Problem statement:
Copy out, unchanged, the stretch of rows from the very first row through the row that contains "data-point-xtropicalis-16 [619,602,642,625]", including both of those rows.
* Begin Records *
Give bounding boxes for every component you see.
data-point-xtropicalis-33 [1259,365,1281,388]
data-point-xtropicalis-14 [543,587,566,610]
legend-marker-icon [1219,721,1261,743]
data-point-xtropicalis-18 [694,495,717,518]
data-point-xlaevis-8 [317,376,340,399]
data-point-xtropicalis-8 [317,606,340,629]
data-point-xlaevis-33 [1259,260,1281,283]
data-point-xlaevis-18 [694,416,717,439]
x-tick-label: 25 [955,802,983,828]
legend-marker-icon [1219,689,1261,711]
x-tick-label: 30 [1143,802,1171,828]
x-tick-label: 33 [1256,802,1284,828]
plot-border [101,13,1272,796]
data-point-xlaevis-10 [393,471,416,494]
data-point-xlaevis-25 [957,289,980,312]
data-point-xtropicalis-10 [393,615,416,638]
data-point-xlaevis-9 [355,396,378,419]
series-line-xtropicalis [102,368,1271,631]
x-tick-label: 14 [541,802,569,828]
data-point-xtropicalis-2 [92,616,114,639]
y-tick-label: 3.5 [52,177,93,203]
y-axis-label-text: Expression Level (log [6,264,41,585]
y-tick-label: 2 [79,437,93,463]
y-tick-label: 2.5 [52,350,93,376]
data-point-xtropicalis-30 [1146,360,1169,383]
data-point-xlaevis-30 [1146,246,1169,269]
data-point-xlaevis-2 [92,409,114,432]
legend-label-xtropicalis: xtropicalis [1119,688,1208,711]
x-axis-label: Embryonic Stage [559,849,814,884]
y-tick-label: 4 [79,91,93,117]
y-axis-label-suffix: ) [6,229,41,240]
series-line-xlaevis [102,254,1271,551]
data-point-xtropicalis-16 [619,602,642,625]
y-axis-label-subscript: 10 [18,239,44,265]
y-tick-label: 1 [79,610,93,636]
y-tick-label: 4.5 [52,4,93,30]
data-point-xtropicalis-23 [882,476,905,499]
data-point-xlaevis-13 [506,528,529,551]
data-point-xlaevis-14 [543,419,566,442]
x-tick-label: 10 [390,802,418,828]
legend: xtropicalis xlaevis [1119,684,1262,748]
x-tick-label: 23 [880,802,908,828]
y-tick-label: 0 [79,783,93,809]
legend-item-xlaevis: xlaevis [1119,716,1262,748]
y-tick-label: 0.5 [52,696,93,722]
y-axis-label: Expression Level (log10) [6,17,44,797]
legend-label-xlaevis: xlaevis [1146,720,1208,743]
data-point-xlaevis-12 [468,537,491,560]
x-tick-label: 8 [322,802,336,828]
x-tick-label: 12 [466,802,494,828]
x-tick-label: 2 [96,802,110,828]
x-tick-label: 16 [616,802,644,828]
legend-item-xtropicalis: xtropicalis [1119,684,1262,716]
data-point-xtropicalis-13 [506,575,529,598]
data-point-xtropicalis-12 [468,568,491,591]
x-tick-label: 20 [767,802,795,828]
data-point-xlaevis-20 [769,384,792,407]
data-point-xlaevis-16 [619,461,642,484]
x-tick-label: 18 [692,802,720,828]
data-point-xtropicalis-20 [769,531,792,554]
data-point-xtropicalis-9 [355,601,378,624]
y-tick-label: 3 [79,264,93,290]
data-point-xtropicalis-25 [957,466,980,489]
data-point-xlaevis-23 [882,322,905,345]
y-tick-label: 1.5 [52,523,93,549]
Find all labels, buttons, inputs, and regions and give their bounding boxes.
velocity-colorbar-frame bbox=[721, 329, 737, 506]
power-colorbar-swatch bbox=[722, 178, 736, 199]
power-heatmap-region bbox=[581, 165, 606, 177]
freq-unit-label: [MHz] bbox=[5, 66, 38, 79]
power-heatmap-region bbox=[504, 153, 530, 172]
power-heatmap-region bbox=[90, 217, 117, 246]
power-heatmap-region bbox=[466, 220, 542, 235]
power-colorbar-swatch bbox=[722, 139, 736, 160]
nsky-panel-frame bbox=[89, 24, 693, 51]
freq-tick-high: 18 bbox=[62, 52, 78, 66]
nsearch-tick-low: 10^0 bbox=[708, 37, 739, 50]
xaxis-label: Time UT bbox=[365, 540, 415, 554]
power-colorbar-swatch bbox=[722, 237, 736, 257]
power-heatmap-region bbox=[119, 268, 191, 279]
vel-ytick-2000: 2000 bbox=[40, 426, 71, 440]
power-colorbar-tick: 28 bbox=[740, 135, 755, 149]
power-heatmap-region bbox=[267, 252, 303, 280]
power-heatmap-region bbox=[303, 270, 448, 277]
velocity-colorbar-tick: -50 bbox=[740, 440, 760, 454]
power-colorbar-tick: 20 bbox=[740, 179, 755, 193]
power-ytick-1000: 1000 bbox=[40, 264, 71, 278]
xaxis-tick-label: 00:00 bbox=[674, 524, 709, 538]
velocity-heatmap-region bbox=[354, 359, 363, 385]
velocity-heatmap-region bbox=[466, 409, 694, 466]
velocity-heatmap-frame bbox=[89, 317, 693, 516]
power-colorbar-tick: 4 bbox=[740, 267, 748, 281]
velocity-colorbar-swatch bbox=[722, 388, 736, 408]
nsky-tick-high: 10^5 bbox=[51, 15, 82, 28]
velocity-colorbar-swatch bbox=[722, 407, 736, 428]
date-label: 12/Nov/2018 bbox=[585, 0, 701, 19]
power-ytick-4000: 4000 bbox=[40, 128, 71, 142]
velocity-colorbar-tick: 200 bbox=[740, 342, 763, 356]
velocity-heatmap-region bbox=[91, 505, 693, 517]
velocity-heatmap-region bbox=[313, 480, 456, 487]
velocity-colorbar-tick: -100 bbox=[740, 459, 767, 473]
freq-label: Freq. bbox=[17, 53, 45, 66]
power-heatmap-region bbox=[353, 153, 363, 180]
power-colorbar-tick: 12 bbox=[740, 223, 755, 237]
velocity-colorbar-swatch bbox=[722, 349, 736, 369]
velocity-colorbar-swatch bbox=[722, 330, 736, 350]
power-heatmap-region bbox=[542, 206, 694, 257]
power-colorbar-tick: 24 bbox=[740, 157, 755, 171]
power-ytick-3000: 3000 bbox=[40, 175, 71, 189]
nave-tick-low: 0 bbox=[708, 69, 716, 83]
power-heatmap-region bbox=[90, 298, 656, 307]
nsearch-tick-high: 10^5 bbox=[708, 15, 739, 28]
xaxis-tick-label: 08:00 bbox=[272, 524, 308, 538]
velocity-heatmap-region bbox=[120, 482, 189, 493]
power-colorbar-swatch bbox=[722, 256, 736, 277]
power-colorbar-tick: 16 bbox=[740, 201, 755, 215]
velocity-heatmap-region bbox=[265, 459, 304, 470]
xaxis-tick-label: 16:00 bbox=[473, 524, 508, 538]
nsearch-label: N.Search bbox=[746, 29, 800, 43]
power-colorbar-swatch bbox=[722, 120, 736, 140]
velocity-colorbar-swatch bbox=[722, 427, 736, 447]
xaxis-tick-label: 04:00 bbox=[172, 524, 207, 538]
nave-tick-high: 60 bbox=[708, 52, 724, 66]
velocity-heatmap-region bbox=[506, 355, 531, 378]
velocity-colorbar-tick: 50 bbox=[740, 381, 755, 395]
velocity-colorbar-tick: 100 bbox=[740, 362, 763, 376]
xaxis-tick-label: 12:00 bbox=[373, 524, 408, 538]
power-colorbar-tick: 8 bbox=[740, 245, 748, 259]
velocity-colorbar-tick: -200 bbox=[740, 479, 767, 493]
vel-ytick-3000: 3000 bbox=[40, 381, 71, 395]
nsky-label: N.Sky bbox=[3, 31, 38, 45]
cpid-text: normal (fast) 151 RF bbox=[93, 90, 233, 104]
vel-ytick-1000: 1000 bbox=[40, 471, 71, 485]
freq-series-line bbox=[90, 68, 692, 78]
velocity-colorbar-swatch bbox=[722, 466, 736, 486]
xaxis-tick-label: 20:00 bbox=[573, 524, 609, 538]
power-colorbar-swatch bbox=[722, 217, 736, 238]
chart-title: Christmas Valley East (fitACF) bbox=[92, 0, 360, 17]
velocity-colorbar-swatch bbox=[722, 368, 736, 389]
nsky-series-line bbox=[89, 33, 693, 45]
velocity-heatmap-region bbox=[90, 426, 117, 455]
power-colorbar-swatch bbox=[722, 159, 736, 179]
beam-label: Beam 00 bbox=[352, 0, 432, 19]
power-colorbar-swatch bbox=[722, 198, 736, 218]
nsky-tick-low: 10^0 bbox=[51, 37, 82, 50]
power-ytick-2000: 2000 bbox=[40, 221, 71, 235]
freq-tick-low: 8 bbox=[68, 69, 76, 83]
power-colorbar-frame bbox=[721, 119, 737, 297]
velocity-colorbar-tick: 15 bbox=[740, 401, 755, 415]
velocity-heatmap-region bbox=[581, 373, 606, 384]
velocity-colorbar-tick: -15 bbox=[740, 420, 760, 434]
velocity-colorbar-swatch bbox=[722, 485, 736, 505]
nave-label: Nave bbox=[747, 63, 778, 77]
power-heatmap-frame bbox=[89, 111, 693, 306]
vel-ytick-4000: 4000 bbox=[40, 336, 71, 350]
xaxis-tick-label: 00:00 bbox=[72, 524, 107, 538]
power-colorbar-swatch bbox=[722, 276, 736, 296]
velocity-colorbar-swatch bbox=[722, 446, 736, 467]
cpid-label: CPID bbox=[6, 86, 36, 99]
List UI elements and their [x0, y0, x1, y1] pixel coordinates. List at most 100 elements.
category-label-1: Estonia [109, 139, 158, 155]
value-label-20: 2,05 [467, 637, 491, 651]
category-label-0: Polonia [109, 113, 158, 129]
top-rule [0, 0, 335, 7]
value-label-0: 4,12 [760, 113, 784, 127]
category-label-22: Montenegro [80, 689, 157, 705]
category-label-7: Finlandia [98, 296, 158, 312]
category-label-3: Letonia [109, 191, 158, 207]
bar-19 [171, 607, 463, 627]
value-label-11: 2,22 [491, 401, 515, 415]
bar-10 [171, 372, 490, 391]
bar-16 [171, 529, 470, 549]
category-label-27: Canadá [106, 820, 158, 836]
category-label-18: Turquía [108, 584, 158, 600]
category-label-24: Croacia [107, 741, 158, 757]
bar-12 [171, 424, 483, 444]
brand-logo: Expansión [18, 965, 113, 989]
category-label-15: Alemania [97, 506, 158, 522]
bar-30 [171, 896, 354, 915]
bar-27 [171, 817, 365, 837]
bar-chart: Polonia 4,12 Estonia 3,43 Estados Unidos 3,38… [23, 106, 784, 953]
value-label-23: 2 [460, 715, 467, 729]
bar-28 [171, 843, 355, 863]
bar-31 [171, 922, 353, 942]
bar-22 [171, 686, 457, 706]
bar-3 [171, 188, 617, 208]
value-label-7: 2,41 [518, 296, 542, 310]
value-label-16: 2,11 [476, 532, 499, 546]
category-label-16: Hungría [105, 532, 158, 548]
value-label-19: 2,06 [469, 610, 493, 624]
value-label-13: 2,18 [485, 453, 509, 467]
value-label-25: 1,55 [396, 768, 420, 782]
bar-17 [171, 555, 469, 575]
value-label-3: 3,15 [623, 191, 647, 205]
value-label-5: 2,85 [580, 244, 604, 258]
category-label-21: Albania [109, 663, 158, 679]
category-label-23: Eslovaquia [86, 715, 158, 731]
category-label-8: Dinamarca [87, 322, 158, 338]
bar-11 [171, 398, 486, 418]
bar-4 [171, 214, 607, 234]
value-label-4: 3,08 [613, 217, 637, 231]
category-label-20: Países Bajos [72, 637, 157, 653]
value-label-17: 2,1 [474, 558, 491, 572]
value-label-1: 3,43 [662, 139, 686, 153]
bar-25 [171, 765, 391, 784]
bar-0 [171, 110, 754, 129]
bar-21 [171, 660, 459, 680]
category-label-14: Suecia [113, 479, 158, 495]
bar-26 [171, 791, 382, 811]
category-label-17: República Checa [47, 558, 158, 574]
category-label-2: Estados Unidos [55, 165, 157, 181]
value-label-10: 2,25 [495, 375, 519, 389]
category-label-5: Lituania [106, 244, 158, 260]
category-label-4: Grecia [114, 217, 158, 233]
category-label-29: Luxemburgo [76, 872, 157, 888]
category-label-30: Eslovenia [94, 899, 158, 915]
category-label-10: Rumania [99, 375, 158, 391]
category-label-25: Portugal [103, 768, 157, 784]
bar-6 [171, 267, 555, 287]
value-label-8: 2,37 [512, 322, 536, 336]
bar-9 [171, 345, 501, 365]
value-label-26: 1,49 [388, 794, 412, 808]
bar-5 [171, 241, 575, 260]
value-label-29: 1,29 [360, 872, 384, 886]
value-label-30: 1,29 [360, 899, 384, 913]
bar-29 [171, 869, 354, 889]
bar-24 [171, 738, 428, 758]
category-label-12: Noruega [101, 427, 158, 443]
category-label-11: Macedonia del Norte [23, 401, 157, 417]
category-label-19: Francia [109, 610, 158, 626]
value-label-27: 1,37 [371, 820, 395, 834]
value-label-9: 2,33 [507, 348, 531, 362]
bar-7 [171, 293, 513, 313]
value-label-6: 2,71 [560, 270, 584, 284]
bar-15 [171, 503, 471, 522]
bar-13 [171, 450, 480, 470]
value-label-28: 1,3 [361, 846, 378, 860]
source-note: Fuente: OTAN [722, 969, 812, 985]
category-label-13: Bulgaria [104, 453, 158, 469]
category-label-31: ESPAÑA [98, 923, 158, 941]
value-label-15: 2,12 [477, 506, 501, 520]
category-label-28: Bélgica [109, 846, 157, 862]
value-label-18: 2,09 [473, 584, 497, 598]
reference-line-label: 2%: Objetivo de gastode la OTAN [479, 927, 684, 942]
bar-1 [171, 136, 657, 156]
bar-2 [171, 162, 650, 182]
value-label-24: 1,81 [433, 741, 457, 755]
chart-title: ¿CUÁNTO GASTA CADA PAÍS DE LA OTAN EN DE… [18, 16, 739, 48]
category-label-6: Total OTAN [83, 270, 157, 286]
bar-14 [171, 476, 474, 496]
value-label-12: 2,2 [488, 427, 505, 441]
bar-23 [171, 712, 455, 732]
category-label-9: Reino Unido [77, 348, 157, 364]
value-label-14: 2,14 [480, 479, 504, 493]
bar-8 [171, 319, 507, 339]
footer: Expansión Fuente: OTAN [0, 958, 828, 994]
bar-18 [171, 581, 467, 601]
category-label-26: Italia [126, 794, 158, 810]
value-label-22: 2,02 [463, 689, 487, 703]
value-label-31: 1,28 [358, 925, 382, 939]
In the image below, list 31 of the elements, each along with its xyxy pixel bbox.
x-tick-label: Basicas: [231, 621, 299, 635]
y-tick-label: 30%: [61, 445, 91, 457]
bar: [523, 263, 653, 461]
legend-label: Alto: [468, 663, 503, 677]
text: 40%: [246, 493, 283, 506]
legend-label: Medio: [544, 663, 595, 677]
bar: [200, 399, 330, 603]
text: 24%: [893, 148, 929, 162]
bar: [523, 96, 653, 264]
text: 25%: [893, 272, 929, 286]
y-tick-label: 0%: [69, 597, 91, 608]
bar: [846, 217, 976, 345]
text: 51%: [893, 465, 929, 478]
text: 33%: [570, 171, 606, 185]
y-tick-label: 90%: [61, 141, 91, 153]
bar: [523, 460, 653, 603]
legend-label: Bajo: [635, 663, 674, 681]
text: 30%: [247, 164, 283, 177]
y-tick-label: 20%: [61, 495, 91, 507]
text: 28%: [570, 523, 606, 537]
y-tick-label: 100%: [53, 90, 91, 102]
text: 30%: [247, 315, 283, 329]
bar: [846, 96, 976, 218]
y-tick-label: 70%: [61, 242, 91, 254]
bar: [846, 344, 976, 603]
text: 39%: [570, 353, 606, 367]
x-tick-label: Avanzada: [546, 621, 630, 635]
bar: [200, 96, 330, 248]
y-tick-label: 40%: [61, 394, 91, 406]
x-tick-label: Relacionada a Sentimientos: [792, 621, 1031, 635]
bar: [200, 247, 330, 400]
* End Records *
Solution for this exercise:
Give bounding boxes for every component you see.
data-point-xtropicalis-33 [1259,365,1281,388]
data-point-xtropicalis-14 [543,587,566,610]
legend-marker-icon [1219,721,1261,743]
data-point-xtropicalis-18 [694,495,717,518]
data-point-xlaevis-8 [317,376,340,399]
data-point-xtropicalis-8 [317,606,340,629]
data-point-xlaevis-33 [1259,260,1281,283]
data-point-xlaevis-18 [694,416,717,439]
x-tick-label: 25 [955,802,983,828]
legend-marker-icon [1219,689,1261,711]
x-tick-label: 30 [1143,802,1171,828]
x-tick-label: 33 [1256,802,1284,828]
plot-border [101,13,1272,796]
data-point-xlaevis-10 [393,471,416,494]
data-point-xlaevis-25 [957,289,980,312]
data-point-xtropicalis-10 [393,615,416,638]
data-point-xlaevis-9 [355,396,378,419]
series-line-xtropicalis [102,368,1271,631]
x-tick-label: 14 [541,802,569,828]
data-point-xtropicalis-2 [92,616,114,639]
y-tick-label: 3.5 [52,177,93,203]
y-axis-label-text: Expression Level (log [6,264,41,585]
y-tick-label: 2 [79,437,93,463]
y-tick-label: 2.5 [52,350,93,376]
data-point-xtropicalis-30 [1146,360,1169,383]
data-point-xlaevis-30 [1146,246,1169,269]
data-point-xlaevis-2 [92,409,114,432]
legend-label-xtropicalis: xtropicalis [1119,688,1208,711]
x-axis-label: Embryonic Stage [559,849,814,884]
y-tick-label: 4 [79,91,93,117]
y-axis-label-suffix: ) [6,229,41,240]
series-line-xlaevis [102,254,1271,551]
data-point-xtropicalis-16 [619,602,642,625]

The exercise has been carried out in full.